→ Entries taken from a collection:
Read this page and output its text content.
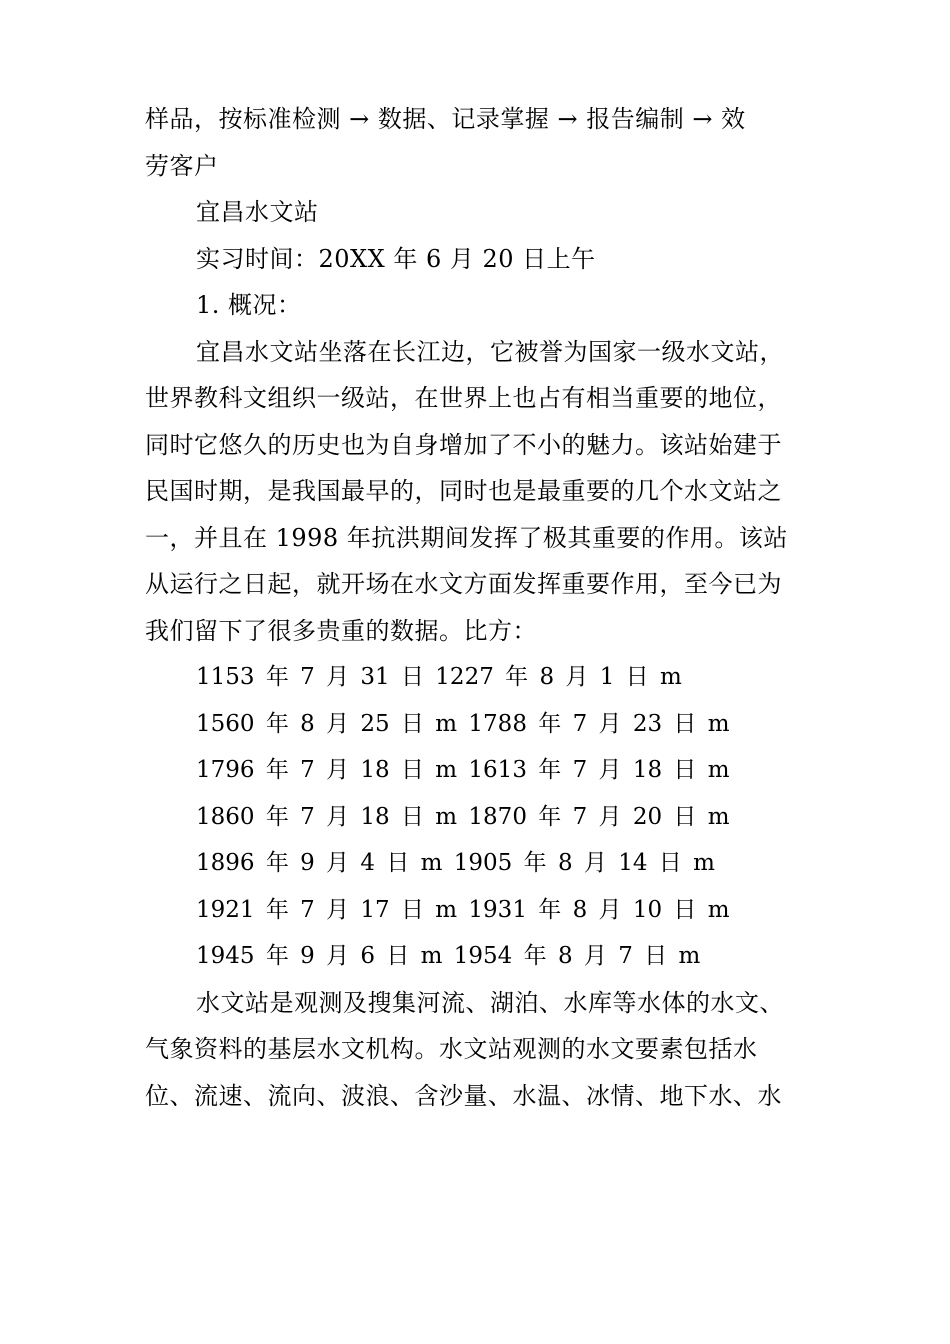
样品，按标准检测 → 数据、记录掌握 → 报告编制 → 效
劳客户
宜昌水文站
实习时间：20XX 年 6 月 20 日上午
1. 概况：
宜昌水文站坐落在长江边，它被誉为国家一级水文站，
世界教科文组织一级站，在世界上也占有相当重要的地位，
同时它悠久的历史也为自身增加了不小的魅力。该站始建于
民国时期，是我国最早的，同时也是最重要的几个水文站之
一，并且在 1998 年抗洪期间发挥了极其重要的作用。该站
从运行之日起，就开场在水文方面发挥重要作用，至今已为
我们留下了很多贵重的数据。比方：
1153 年 7 月 31 日 1227 年 8 月 1 日 m
1560 年 8 月 25 日 m 1788 年 7 月 23 日 m
1796 年 7 月 18 日 m 1613 年 7 月 18 日 m
1860 年 7 月 18 日 m 1870 年 7 月 20 日 m
1896 年 9 月 4 日 m 1905 年 8 月 14 日 m
1921 年 7 月 17 日 m 1931 年 8 月 10 日 m
1945 年 9 月 6 日 m 1954 年 8 月 7 日 m
水文站是观测及搜集河流、湖泊、水库等水体的水文、
气象资料的基层水文机构。水文站观测的水文要素包括水
位、流速、流向、波浪、含沙量、水温、冰情、地下水、水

→ DIRECTIONS FOR THIS TASK: Repeat the records above exactly, omitting every picture.

→ EXERCISE ANSWER:
Read this page and output its text content.
样品，按标准检测 → 数据、记录掌握 → 报告编制 → 效
劳客户
宜昌水文站
实习时间：20XX 年 6 月 20 日上午
1. 概况：
宜昌水文站坐落在长江边，它被誉为国家一级水文站，
世界教科文组织一级站，在世界上也占有相当重要的地位，
同时它悠久的历史也为自身增加了不小的魅力。该站始建于
民国时期，是我国最早的，同时也是最重要的几个水文站之
一，并且在 1998 年抗洪期间发挥了极其重要的作用。该站
从运行之日起，就开场在水文方面发挥重要作用，至今已为
我们留下了很多贵重的数据。比方：
1153 年 7 月 31 日 1227 年 8 月 1 日 m
1560 年 8 月 25 日 m 1788 年 7 月 23 日 m
1796 年 7 月 18 日 m 1613 年 7 月 18 日 m
1860 年 7 月 18 日 m 1870 年 7 月 20 日 m
1896 年 9 月 4 日 m 1905 年 8 月 14 日 m
1921 年 7 月 17 日 m 1931 年 8 月 10 日 m
1945 年 9 月 6 日 m 1954 年 8 月 7 日 m
水文站是观测及搜集河流、湖泊、水库等水体的水文、
气象资料的基层水文机构。水文站观测的水文要素包括水
位、流速、流向、波浪、含沙量、水温、冰情、地下水、水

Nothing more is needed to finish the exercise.